* Task brief *
Count how many lines contain the word "true". Please give only the number.
===
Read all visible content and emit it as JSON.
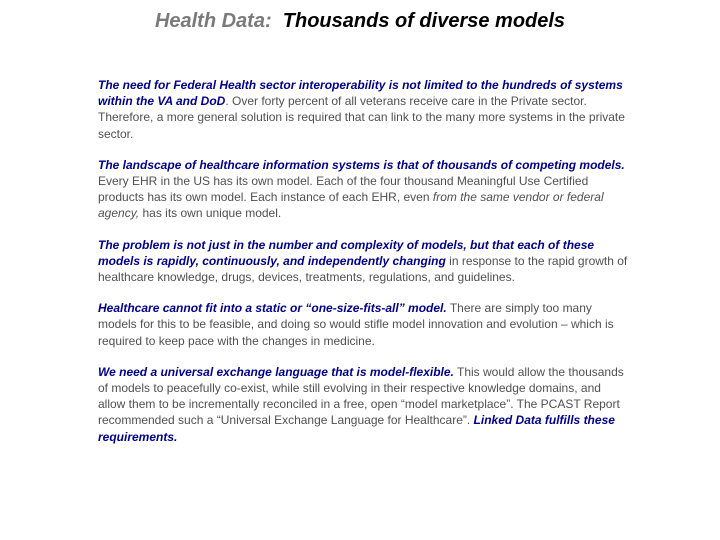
{
  "title": {
    "prefix": "Health Data:",
    "main": "Thousands of diverse models"
  },
  "paragraphs": [
    {
      "lead": "The need for Federal Health sector interoperability is not limited to the hundreds of systems within the VA and DoD",
      "rest": ".  Over  forty percent of all veterans receive care in the Private sector.  Therefore, a more general solution is required that can link to the many more systems in the private sector."
    },
    {
      "lead": "The landscape of healthcare information systems is that of thousands of competing models.",
      "rest": " Every EHR in the US  has its own model.  Each of the four thousand Meaningful Use Certified products has its own model.  Each instance of each EHR,  even ",
      "italic": "from the same vendor or federal agency,",
      "rest2": "  has its own unique model."
    },
    {
      "lead": "The problem is not just in the number and complexity of models, but that each of these models is rapidly, continuously, and independently changing",
      "rest": " in response to the rapid growth of healthcare knowledge, drugs, devices, treatments, regulations, and guidelines."
    },
    {
      "lead": "Healthcare cannot fit into a static or “one-size-fits-all” model.",
      "rest": "  There are simply too many models for this to be feasible, and doing so would stifle model innovation and evolution – which is required to keep pace with the changes in medicine."
    },
    {
      "lead": "We need a universal exchange language that is model-flexible.",
      "rest": "  This would allow the thousands of models to peacefully co-exist,  while still evolving in their respective knowledge domains,  and allow them to be incrementally reconciled in a free, open “model marketplace”. The PCAST Report recommended such a  “Universal Exchange Language for Healthcare”.  ",
      "tail": "Linked Data fulfills these requirements."
    }
  ]
}
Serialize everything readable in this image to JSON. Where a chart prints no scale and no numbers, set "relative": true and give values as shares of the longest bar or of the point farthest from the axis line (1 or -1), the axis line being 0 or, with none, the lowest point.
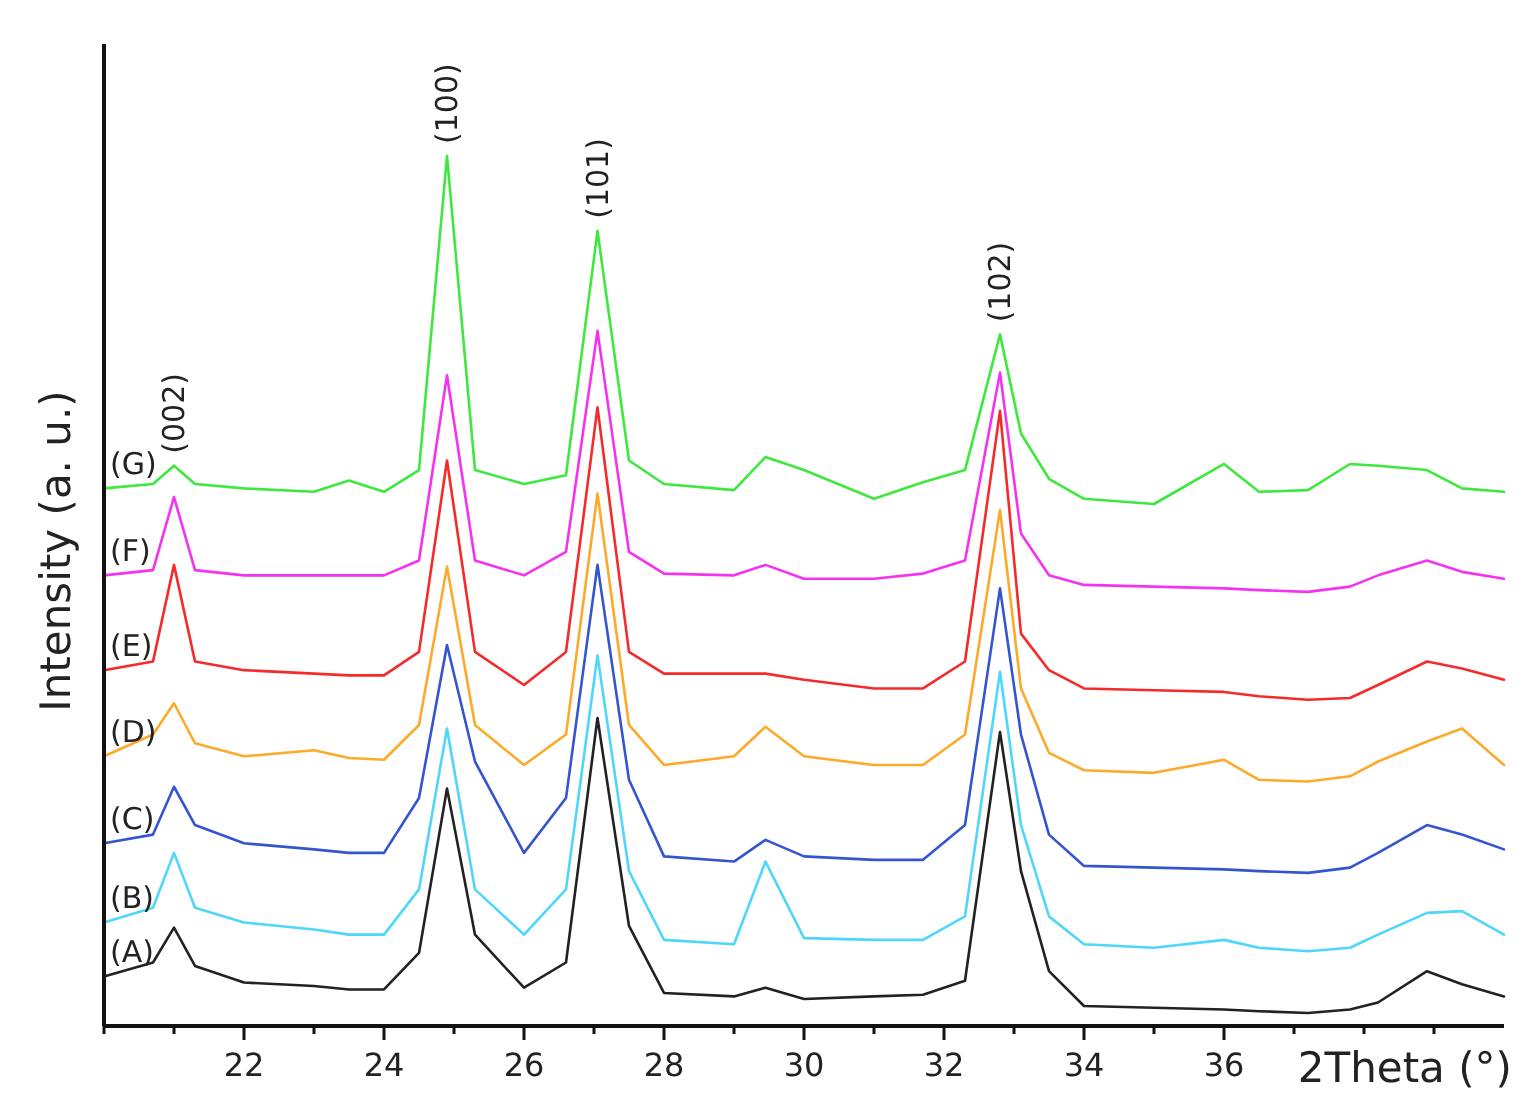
{
  "chart_data": {
    "type": "line",
    "relative": true,
    "xlabel": "2Theta (°)",
    "ylabel": "Intensity (a. u.)",
    "legend": false,
    "grid": false,
    "xlim": [
      20,
      40
    ],
    "xticks": [
      {
        "value": 20,
        "label": null
      },
      {
        "value": 21,
        "label": null
      },
      22,
      {
        "value": 23,
        "label": null
      },
      24,
      {
        "value": 25,
        "label": null
      },
      26,
      {
        "value": 27,
        "label": null
      },
      28,
      {
        "value": 29,
        "label": null
      },
      30,
      {
        "value": 31,
        "label": null
      },
      32,
      {
        "value": 33,
        "label": null
      },
      34,
      {
        "value": 35,
        "label": null
      },
      36,
      {
        "value": 37,
        "label": null
      },
      {
        "value": 38,
        "label": null
      },
      {
        "value": 39,
        "label": null
      }
    ],
    "x": [
      20,
      20.7,
      21,
      21.3,
      22,
      23,
      23.5,
      24,
      24.5,
      24.9,
      25.3,
      26,
      26.6,
      27.05,
      27.5,
      28,
      29,
      29.45,
      30,
      31,
      31.7,
      32.3,
      32.8,
      33.1,
      33.5,
      34,
      35,
      36,
      36.5,
      37.2,
      37.8,
      38.2,
      38.9,
      39.4,
      40
    ],
    "annotations": [
      {
        "text": "(002)",
        "x": 21,
        "y": 0.644
      },
      {
        "text": "(100)",
        "x": 24.9,
        "y": 1
      },
      {
        "text": "(101)",
        "x": 27.05,
        "y": 0.914
      },
      {
        "text": "(102)",
        "x": 32.8,
        "y": 0.795
      }
    ],
    "series": [
      {
        "name": "(A)",
        "color": "#222222",
        "values": [
          0.057,
          0.073,
          0.113,
          0.069,
          0.05,
          0.046,
          0.042,
          0.042,
          0.084,
          0.273,
          0.105,
          0.044,
          0.073,
          0.354,
          0.115,
          0.038,
          0.034,
          0.044,
          0.031,
          0.034,
          0.036,
          0.052,
          0.338,
          0.178,
          0.063,
          0.023,
          0.021,
          0.019,
          0.017,
          0.015,
          0.019,
          0.027,
          0.063,
          0.048,
          0.034
        ]
      },
      {
        "name": "(B)",
        "color": "#4fd6fb",
        "values": [
          0.119,
          0.136,
          0.199,
          0.136,
          0.119,
          0.111,
          0.105,
          0.105,
          0.157,
          0.342,
          0.157,
          0.105,
          0.157,
          0.426,
          0.178,
          0.099,
          0.094,
          0.189,
          0.101,
          0.099,
          0.099,
          0.126,
          0.407,
          0.231,
          0.126,
          0.094,
          0.09,
          0.099,
          0.09,
          0.086,
          0.09,
          0.105,
          0.13,
          0.132,
          0.105
        ]
      },
      {
        "name": "(C)",
        "color": "#3455cf",
        "values": [
          0.21,
          0.22,
          0.275,
          0.231,
          0.21,
          0.203,
          0.199,
          0.199,
          0.262,
          0.438,
          0.304,
          0.199,
          0.262,
          0.53,
          0.283,
          0.195,
          0.189,
          0.214,
          0.195,
          0.191,
          0.191,
          0.231,
          0.503,
          0.335,
          0.22,
          0.184,
          0.182,
          0.18,
          0.178,
          0.176,
          0.182,
          0.199,
          0.231,
          0.22,
          0.203
        ]
      },
      {
        "name": "(D)",
        "color": "#fcaa2a",
        "values": [
          0.31,
          0.335,
          0.371,
          0.325,
          0.31,
          0.317,
          0.308,
          0.306,
          0.346,
          0.528,
          0.346,
          0.3,
          0.335,
          0.612,
          0.346,
          0.3,
          0.31,
          0.344,
          0.31,
          0.3,
          0.3,
          0.335,
          0.593,
          0.388,
          0.314,
          0.294,
          0.291,
          0.306,
          0.283,
          0.281,
          0.287,
          0.304,
          0.327,
          0.342,
          0.3
        ]
      },
      {
        "name": "(E)",
        "color": "#f52a2a",
        "values": [
          0.409,
          0.419,
          0.53,
          0.419,
          0.409,
          0.405,
          0.403,
          0.403,
          0.43,
          0.65,
          0.43,
          0.392,
          0.43,
          0.711,
          0.43,
          0.405,
          0.405,
          0.405,
          0.398,
          0.388,
          0.388,
          0.419,
          0.707,
          0.451,
          0.409,
          0.388,
          0.386,
          0.384,
          0.379,
          0.375,
          0.377,
          0.392,
          0.419,
          0.411,
          0.398
        ]
      },
      {
        "name": "(F)",
        "color": "#f532f0",
        "values": [
          0.518,
          0.524,
          0.608,
          0.524,
          0.518,
          0.518,
          0.518,
          0.518,
          0.535,
          0.748,
          0.535,
          0.518,
          0.545,
          0.799,
          0.545,
          0.52,
          0.518,
          0.53,
          0.514,
          0.514,
          0.52,
          0.535,
          0.751,
          0.566,
          0.518,
          0.507,
          0.505,
          0.503,
          0.501,
          0.499,
          0.505,
          0.518,
          0.535,
          0.522,
          0.514
        ]
      },
      {
        "name": "(G)",
        "color": "#3ee83e",
        "values": [
          0.618,
          0.623,
          0.644,
          0.623,
          0.618,
          0.614,
          0.627,
          0.614,
          0.639,
          1,
          0.639,
          0.623,
          0.633,
          0.914,
          0.65,
          0.623,
          0.616,
          0.654,
          0.639,
          0.606,
          0.625,
          0.639,
          0.795,
          0.681,
          0.629,
          0.606,
          0.6,
          0.646,
          0.614,
          0.616,
          0.646,
          0.644,
          0.639,
          0.618,
          0.614
        ]
      }
    ]
  }
}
===
* Right answer *
2